**What is asked**.
Locate every line below that contains the word "skulle" and copy it.

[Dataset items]
# # # # # # #
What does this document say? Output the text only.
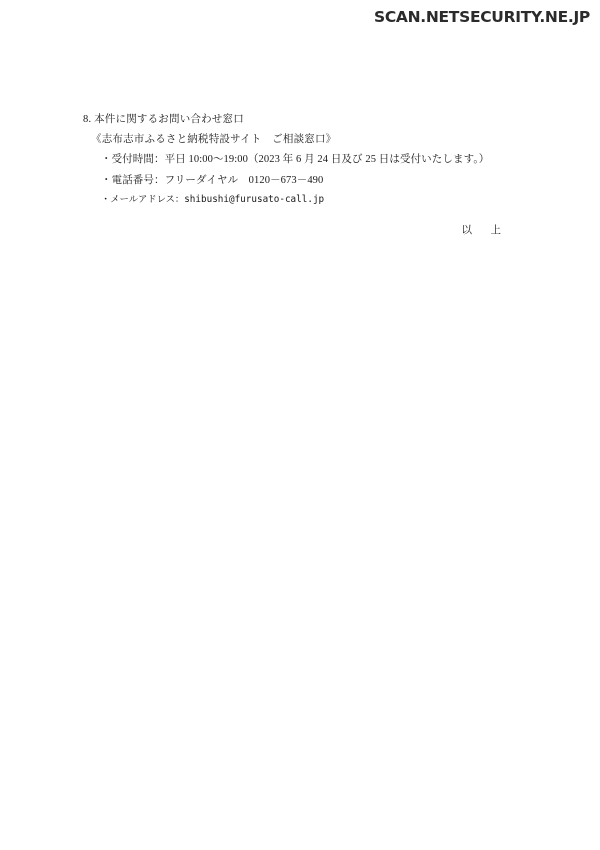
SCAN.NETSECURITY.NE.JP
8. 本件に関するお問い合わせ窓口
《志布志市ふるさと納税特設サイト　ご相談窓口》
・受付時間：平日 10:00〜19:00（2023 年 6 月 24 日及び 25 日は受付いたします。）
・電話番号：フリーダイヤル　0120－673－490
・メールアドレス：shibushi@furusato-call.jp
以　上
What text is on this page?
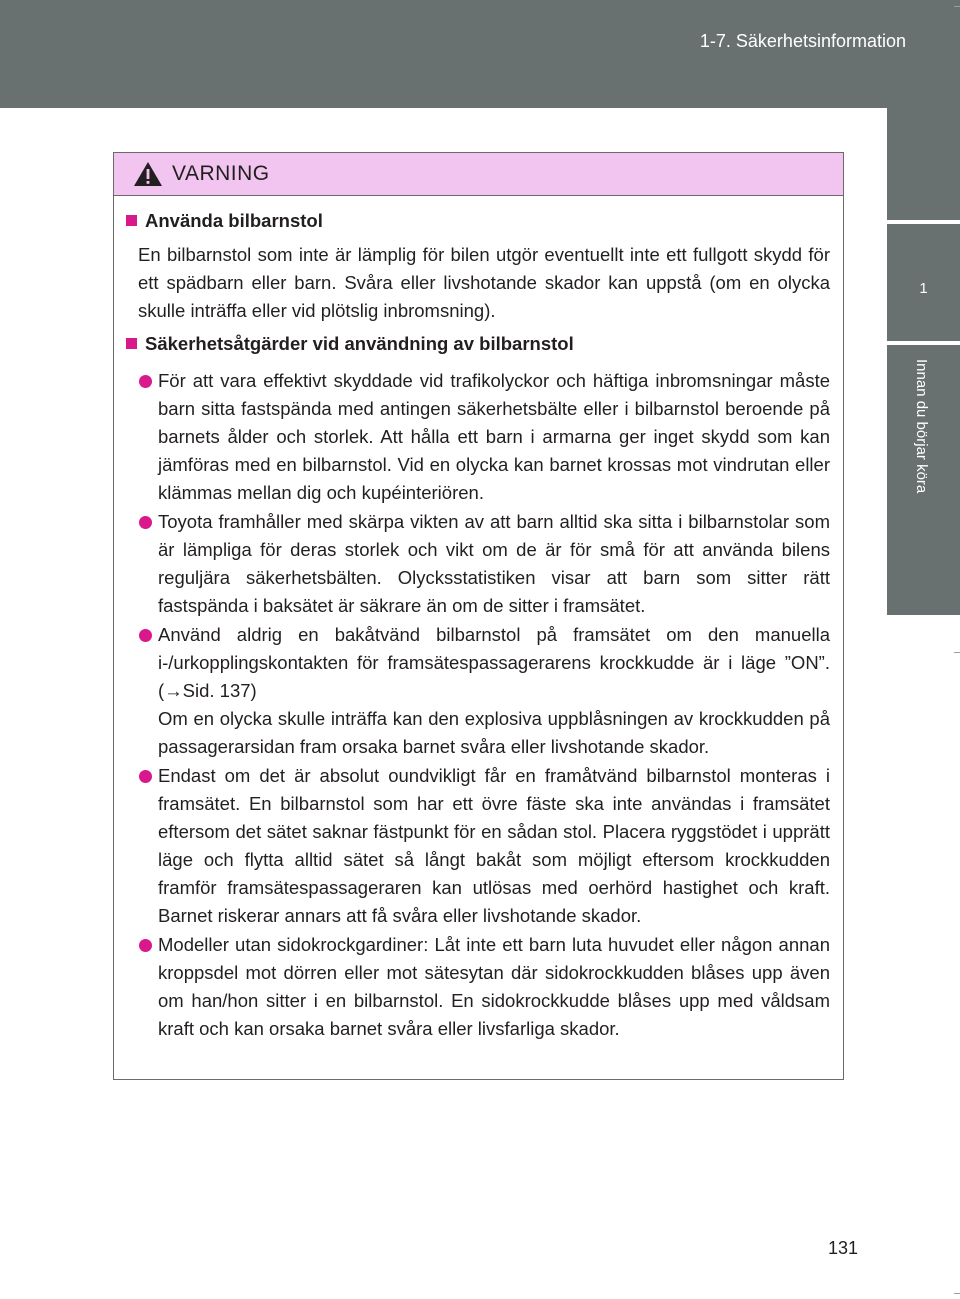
1-7. Säkerhetsinformation
1
Innan du börjar köra
VARNING
Använda bilbarnstol

En bilbarnstol som inte är lämplig för bilen utgör eventuellt inte ett fullgott skydd för ett spädbarn eller barn. Svåra eller livshotande skador kan uppstå (om en olycka skulle inträffa eller vid plötslig inbromsning).

Säkerhetsåtgärder vid användning av bilbarnstol

För att vara effektivt skyddade vid trafikolyckor och häftiga inbromsningar måste barn sitta fastspända med antingen säkerhetsbälte eller i bilbarnstol beroende på barnets ålder och storlek. Att hålla ett barn i armarna ger inget skydd som kan jämföras med en bilbarnstol. Vid en olycka kan barnet krossas mot vindrutan eller klämmas mellan dig och kupéinteriören.

Toyota framhåller med skärpa vikten av att barn alltid ska sitta i bilbarnstolar som är lämpliga för deras storlek och vikt om de är för små för att använda bilens reguljära säkerhetsbälten. Olycksstatistiken visar att barn som sitter rätt fastspända i baksätet är säkrare än om de sitter i framsätet.

Använd aldrig en bakåtvänd bilbarnstol på framsätet om den manuella i-/urkopplingskontakten för framsätespassagerarens krockkudde är i läge ”ON”. (→Sid. 137)

Om en olycka skulle inträffa kan den explosiva uppblåsningen av krockkudden på passagerarsidan fram orsaka barnet svåra eller livshotande skador.

Endast om det är absolut oundvikligt får en framåtvänd bilbarnstol monteras i framsätet. En bilbarnstol som har ett övre fäste ska inte användas i framsätet eftersom det sätet saknar fästpunkt för en sådan stol. Placera ryggstödet i upprätt läge och flytta alltid sätet så långt bakåt som möjligt eftersom krockkudden framför framsätespassageraren kan utlösas med oerhörd hastighet och kraft. Barnet riskerar annars att få svåra eller livshotande skador.

Modeller utan sidokrockgardiner: Låt inte ett barn luta huvudet eller någon annan kroppsdel mot dörren eller mot sätesytan där sidokrockkudden blåses upp även om han/hon sitter i en bilbarnstol. En sidokrockkudde blåses upp med våldsam kraft och kan orsaka barnet svåra eller livsfarliga skador.

131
# # # # # # #
**Final answer**.
En bilbarnstol som inte är lämplig för bilen utgör eventuellt inte ett fullgott skydd för ett spädbarn eller barn. Svåra eller livshotande skador kan uppstå (om en olycka skulle inträffa eller vid plötslig inbromsning).
Om en olycka skulle inträffa kan den explosiva uppblåsningen av krockkudden på passagerarsidan fram orsaka barnet svåra eller livshotande skador.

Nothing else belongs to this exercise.